[What is expected] Could you output, word for word, the rows below from the first one down to the row containing "contour-line-26 bbox=[463, 121, 574, 251]", including both?

[Extracted records]
■ ■ ■

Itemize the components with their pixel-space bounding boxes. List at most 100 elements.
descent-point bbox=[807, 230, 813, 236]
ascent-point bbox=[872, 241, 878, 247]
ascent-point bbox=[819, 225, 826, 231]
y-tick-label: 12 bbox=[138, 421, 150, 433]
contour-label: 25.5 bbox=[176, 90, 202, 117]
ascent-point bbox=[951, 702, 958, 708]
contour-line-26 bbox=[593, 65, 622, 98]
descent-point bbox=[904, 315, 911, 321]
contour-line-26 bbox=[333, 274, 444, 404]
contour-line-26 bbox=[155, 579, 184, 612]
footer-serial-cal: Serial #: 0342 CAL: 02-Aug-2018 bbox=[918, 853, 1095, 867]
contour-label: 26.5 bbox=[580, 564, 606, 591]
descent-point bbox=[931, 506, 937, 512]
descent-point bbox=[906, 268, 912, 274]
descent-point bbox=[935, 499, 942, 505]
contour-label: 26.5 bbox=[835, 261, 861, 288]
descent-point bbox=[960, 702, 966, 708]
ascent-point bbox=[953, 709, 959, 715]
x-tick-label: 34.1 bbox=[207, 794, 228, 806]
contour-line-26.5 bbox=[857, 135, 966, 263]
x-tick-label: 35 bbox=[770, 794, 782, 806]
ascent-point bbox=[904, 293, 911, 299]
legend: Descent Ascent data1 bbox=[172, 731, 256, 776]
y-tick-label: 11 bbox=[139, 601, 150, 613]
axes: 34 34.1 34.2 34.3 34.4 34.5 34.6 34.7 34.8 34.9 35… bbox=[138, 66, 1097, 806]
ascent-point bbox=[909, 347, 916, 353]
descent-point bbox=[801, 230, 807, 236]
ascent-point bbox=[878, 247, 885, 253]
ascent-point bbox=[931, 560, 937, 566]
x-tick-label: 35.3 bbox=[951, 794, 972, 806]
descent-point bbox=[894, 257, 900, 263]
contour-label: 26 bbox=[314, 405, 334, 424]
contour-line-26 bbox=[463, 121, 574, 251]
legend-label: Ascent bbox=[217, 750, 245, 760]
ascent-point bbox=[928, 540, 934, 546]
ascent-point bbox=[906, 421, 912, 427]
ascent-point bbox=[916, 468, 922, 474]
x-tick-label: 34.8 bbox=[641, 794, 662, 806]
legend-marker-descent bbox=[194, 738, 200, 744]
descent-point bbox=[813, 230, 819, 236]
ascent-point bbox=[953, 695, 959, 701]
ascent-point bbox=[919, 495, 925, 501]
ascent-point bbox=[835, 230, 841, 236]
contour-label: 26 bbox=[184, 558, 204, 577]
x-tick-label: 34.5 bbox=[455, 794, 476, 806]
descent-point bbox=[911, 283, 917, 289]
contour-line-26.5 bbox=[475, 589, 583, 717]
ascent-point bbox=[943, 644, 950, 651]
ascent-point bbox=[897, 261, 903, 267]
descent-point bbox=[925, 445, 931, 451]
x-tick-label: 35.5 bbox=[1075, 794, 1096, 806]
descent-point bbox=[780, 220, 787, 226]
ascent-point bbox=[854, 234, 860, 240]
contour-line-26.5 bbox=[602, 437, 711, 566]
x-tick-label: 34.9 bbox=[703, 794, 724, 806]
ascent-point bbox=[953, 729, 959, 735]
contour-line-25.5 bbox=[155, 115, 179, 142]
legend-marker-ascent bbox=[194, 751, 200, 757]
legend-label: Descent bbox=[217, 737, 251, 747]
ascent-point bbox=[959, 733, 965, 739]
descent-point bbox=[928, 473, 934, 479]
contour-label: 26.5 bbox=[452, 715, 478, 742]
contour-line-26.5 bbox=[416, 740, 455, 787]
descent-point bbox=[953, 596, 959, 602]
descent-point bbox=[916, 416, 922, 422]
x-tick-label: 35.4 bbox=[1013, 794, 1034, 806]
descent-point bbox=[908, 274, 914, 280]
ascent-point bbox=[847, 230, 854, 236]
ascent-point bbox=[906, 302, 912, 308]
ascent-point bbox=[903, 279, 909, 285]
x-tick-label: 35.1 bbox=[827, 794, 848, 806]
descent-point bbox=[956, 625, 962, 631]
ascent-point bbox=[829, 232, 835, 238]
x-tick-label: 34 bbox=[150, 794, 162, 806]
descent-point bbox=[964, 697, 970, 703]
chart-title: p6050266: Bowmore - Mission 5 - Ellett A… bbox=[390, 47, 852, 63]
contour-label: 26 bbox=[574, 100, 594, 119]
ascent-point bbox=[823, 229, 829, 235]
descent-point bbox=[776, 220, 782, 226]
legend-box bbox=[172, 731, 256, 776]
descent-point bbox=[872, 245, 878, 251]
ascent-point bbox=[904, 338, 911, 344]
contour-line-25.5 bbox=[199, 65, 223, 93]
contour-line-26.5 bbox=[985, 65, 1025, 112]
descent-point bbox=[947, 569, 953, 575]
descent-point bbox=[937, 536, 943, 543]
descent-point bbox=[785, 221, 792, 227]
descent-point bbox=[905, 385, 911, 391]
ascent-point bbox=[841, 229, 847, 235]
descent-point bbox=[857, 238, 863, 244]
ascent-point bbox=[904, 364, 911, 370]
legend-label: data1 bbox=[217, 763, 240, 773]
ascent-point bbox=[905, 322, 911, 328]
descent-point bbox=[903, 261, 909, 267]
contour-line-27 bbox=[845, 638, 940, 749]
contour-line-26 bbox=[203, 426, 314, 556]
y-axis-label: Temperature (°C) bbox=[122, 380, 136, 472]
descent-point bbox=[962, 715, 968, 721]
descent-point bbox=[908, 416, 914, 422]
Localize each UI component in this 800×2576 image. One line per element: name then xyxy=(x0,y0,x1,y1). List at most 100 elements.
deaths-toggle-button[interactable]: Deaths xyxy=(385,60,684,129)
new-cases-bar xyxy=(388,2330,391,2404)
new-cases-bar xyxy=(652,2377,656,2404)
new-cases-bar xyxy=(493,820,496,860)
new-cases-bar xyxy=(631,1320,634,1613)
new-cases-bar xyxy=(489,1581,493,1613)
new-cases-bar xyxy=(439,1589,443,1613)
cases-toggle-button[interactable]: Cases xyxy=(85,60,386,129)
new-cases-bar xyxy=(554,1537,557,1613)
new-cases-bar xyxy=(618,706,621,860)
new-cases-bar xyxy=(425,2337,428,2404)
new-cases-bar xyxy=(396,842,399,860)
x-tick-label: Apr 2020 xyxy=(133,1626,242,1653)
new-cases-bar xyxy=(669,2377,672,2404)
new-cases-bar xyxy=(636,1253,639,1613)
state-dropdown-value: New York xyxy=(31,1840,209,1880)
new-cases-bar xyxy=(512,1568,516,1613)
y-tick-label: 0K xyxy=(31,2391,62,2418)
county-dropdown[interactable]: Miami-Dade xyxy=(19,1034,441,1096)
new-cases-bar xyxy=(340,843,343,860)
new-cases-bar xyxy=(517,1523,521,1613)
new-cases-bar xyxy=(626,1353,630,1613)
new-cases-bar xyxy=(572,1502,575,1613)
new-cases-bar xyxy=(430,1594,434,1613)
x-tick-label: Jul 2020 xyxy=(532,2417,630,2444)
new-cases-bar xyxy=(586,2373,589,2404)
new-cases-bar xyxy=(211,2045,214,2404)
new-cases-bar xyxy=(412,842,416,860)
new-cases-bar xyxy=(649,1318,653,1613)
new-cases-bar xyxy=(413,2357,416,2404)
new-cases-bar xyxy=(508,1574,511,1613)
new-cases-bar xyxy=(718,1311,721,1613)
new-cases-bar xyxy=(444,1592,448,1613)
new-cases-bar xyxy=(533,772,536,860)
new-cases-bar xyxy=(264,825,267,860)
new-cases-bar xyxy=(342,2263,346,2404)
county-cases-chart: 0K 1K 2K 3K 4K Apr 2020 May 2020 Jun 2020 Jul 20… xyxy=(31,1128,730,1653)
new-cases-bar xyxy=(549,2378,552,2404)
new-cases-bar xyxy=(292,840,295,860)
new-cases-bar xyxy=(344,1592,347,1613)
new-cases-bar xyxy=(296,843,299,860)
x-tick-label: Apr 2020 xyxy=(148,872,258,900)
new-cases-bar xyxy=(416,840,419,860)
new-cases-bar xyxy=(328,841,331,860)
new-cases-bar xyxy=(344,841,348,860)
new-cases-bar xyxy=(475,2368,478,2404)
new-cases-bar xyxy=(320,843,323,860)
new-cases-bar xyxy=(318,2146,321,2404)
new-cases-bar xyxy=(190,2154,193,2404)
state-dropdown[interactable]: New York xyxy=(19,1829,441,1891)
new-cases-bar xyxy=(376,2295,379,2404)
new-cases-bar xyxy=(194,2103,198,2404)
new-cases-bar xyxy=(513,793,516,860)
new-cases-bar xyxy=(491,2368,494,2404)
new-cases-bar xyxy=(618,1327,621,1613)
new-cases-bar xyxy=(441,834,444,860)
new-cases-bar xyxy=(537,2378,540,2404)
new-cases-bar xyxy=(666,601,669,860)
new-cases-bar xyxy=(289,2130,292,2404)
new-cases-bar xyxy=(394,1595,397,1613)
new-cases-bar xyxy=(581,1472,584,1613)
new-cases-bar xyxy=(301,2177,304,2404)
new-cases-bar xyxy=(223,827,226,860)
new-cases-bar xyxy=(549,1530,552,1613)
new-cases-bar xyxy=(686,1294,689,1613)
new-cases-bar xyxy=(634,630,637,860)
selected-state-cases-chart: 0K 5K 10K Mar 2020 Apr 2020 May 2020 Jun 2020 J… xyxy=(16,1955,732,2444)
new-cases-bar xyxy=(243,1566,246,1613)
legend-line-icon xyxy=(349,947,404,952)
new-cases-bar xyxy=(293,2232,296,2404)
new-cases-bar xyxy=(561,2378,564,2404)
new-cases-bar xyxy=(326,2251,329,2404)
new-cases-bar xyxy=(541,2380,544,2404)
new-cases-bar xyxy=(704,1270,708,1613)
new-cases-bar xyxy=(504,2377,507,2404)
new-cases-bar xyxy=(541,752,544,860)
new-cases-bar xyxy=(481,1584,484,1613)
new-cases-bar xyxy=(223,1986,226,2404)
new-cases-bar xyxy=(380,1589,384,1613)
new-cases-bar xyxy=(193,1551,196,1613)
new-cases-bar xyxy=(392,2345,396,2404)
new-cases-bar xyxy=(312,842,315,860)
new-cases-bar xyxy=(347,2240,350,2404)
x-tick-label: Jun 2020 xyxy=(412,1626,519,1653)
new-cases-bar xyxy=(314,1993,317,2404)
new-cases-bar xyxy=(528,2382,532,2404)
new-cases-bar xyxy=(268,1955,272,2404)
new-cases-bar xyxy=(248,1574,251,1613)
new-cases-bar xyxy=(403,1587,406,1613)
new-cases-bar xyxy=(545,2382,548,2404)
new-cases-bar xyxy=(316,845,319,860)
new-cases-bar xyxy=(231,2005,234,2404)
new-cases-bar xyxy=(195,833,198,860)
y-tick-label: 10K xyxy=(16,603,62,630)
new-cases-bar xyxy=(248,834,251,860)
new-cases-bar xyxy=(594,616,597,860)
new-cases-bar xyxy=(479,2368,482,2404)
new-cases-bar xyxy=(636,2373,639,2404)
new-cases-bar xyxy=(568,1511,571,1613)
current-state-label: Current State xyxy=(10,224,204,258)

■ ■ ■

[Complete response]
Itemize the components with their pixel-space bounding boxes. List at most 100 elements.
descent-point bbox=[807, 230, 813, 236]
ascent-point bbox=[872, 241, 878, 247]
ascent-point bbox=[819, 225, 826, 231]
y-tick-label: 12 bbox=[138, 421, 150, 433]
contour-label: 25.5 bbox=[176, 90, 202, 117]
ascent-point bbox=[951, 702, 958, 708]
contour-line-26 bbox=[593, 65, 622, 98]
descent-point bbox=[904, 315, 911, 321]
contour-line-26 bbox=[333, 274, 444, 404]
contour-line-26 bbox=[155, 579, 184, 612]
footer-serial-cal: Serial #: 0342 CAL: 02-Aug-2018 bbox=[918, 853, 1095, 867]
contour-label: 26.5 bbox=[580, 564, 606, 591]
descent-point bbox=[931, 506, 937, 512]
descent-point bbox=[906, 268, 912, 274]
descent-point bbox=[935, 499, 942, 505]
contour-label: 26.5 bbox=[835, 261, 861, 288]
descent-point bbox=[960, 702, 966, 708]
ascent-point bbox=[953, 709, 959, 715]
x-tick-label: 34.1 bbox=[207, 794, 228, 806]
contour-line-26.5 bbox=[857, 135, 966, 263]
x-tick-label: 35 bbox=[770, 794, 782, 806]
ascent-point bbox=[904, 293, 911, 299]
legend: Descent Ascent data1 bbox=[172, 731, 256, 776]
y-tick-label: 11 bbox=[139, 601, 150, 613]
axes: 34 34.1 34.2 34.3 34.4 34.5 34.6 34.7 34.8 34.9 35… bbox=[138, 66, 1097, 806]
ascent-point bbox=[909, 347, 916, 353]
descent-point bbox=[801, 230, 807, 236]
ascent-point bbox=[878, 247, 885, 253]
ascent-point bbox=[931, 560, 937, 566]
x-tick-label: 35.3 bbox=[951, 794, 972, 806]
descent-point bbox=[894, 257, 900, 263]
contour-label: 26 bbox=[314, 405, 334, 424]
contour-line-26 bbox=[463, 121, 574, 251]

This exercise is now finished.